R- Que les jeunes - pas uniquement eux d'ailleurs -, aient souvent comme premiers contrats des CDD et des contrats précaires, ce qui n'est pas non plus notre revendication, bien entendu, mais là aussi, on parle un peu de tout et n'importe quoi. Quel est le véritable problème du chômage des jeunes dans notre pays ? Ce sont les jeunes qui sont sans qualification, ce que l'on appelait avant le BEPC, le Brevet aujourd'hui, ou qui sont sans diplôme. Ceux-là sont, cinq à dix ans après la fin de leurs études, effectivement à 30 % de chômage. Donc le vrai problème est là. C'est moins vrai dans le temps, pour ceux qui ont des diplômes. Est-ce que le contrat "première embauche" - moi, j'appelle ça le contrat "première embûche" ! - va, lui, concerner effectivement ces jeunes-là ? Pas du tout ! Ils ne sont pas plus concernés qu'ils ne l'étaient hier. Donc comme le Gouvernement bloque sur l'aspect économique, comme il bloque sur la consommation, il est en train de faire croire que plus de flexibilité et plus de précarité - c'est le modèle anglo-saxon -, cela va créer des emplois. Non, je suis désolé, les emplois sont créés quand il y a de l'activité. Je rajoute une contradiction : il nous a vendu, ou essayé de nous vendre le contrat "nouvelles embauches" en disant que c'est pour les entreprises de moins de 20 salariés, parce que là, il y a un problème, les patrons ne connaissent pas le code du travail, ne savent pas comment leur marché va évoluer. Alors pourquoi, là, il l'étend à toutes les entreprises ?! Les multinationales ont des DRH, elles savent comment le marché va évoluer. Il y a une vraie contradiction, et on est vent debout. Je signale qu'on a fait un recours, devant le Bureau international du travail, contre le contrat "nouvelles embauches" et l'on vient de compléter notre recours - le BIT a accepté notre recours ? avec le contrat "première embauche".
Q- On mesure à quel point la voie de passage est difficile à trouve rentre la précarité, malheureusement, et la flexibilité. Dans le sondage Ifop auquel je faisais référence tout à l'heure, on voit aussi que la moitié des dirigeants qui ont été interrogés, disent qu'ils sont, à 46 %, prêts à vouloir augmenter les emplois dans leur entreprise, et en tout cas, au minimum, à les stabiliser, mais en tout cas, pas à diminuer l'emploi. Il s'agit là de petites et moyennes entreprises. Est-ce qu'il n'y a pas là une volonté, non seulement d'embaucher, mais de stabiliser l'emploi, et peut-être, à terme, de l'augmenter ? Donc, cette période de deux ans, est-ce qu'elle n'a pas à vos yeux une valeur de...

### Consigne
Réécrivez le passage de l'entretien allant de « Q- On mesure » jusqu'à « une valeur de... », en substituant « PME » à « petites et moyennes entreprises ». Les items ne servent pas à la réalisation de l'exercice.

### Items stockés
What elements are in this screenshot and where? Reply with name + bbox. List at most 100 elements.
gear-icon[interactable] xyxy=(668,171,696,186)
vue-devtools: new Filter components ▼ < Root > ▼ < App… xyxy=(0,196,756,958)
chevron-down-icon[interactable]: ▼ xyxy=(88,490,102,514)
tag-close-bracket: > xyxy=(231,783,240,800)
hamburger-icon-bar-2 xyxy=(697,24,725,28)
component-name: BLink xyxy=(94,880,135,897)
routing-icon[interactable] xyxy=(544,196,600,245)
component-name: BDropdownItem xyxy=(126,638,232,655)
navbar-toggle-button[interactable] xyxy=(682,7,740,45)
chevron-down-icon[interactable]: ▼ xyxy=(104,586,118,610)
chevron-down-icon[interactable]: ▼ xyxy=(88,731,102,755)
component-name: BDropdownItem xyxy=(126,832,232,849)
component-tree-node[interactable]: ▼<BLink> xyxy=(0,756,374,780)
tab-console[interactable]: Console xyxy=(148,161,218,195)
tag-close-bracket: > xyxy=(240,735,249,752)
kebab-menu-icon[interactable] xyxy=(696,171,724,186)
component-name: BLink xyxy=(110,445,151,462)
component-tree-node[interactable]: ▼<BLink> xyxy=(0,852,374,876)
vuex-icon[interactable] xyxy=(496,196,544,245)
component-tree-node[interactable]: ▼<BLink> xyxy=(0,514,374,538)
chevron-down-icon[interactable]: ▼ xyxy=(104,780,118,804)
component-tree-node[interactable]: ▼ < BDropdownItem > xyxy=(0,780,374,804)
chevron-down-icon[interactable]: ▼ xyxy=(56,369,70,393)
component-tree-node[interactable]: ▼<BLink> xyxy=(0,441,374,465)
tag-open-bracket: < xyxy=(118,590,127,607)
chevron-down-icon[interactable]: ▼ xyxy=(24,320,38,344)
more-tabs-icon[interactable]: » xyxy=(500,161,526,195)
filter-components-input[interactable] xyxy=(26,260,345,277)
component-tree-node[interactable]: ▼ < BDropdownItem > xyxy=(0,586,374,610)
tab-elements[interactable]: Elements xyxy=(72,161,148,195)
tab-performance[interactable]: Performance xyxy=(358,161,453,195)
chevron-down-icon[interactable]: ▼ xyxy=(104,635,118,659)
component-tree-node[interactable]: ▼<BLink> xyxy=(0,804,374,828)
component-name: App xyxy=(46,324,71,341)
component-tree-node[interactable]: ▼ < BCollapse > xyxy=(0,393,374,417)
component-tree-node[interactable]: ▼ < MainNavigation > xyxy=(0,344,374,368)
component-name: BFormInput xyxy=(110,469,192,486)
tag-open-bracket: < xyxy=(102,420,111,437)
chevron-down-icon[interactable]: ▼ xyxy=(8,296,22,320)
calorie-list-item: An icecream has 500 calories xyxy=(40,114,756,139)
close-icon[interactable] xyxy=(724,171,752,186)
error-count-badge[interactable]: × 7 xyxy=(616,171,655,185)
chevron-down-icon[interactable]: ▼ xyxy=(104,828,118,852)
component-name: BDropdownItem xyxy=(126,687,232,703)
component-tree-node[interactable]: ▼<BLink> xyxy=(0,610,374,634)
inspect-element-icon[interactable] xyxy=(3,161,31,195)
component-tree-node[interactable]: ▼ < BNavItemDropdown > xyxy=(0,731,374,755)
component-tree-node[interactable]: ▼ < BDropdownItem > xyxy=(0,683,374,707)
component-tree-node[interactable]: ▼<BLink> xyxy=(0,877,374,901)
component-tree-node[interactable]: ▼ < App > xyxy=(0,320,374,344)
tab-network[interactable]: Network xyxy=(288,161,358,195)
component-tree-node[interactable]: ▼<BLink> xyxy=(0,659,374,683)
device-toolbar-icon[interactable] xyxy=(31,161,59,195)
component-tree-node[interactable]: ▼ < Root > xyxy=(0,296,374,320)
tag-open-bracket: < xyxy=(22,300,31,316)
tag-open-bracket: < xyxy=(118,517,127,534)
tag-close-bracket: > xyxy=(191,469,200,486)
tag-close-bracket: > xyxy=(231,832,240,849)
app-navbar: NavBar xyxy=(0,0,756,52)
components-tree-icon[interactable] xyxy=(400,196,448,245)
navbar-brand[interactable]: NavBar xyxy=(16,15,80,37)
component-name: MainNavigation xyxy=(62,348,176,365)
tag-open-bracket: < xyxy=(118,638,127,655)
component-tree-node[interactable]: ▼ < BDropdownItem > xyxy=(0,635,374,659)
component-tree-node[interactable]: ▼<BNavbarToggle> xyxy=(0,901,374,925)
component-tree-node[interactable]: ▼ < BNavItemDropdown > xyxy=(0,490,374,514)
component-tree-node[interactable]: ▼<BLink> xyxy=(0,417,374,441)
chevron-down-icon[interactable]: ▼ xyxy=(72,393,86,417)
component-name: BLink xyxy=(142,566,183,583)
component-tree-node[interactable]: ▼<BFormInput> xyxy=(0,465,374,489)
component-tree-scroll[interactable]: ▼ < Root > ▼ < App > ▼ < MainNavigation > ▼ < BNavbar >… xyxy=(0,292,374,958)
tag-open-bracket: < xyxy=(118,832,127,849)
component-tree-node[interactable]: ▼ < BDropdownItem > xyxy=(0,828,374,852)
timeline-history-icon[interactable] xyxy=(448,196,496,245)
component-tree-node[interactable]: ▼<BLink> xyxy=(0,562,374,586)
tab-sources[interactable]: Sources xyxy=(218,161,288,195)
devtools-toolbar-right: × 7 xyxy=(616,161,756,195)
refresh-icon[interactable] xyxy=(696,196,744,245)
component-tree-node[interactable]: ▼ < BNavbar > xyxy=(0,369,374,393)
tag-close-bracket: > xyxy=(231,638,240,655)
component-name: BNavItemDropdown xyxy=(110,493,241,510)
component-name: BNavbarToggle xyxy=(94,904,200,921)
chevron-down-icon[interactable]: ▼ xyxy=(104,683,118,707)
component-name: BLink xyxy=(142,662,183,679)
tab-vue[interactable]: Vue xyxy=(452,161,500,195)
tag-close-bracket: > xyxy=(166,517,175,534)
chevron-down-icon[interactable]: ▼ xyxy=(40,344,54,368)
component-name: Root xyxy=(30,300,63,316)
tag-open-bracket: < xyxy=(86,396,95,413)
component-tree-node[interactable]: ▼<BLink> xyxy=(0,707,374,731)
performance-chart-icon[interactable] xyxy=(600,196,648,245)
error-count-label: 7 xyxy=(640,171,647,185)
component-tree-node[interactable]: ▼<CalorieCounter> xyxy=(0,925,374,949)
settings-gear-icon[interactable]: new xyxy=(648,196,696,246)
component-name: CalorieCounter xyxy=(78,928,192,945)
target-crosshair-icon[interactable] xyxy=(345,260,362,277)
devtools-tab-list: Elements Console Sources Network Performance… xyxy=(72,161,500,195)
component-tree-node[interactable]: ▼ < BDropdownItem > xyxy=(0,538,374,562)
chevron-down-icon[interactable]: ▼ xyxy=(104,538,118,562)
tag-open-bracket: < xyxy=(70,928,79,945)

### Réponse
Q- On mesure à quel point la voie de passage est difficile à trouve rentre la précarité, malheureusement, et la flexibilité. Dans le sondage Ifop auquel je faisais référence tout à l'heure, on voit aussi que la moitié des dirigeants qui ont été interrogés, disent qu'ils sont, à 46 %, prêts à vouloir augmenter les emplois dans leur entreprise, et en tout cas, au minimum, à les stabiliser, mais en tout cas, pas à diminuer l'emploi. Il s'agit là de PME. Est-ce qu'il n'y a pas là une volonté, non seulement d'embaucher, mais de stabiliser l'emploi, et peut-être, à terme, de l'augmenter ? Donc, cette période de deux ans, est-ce qu'elle n'a pas à vos yeux une valeur de...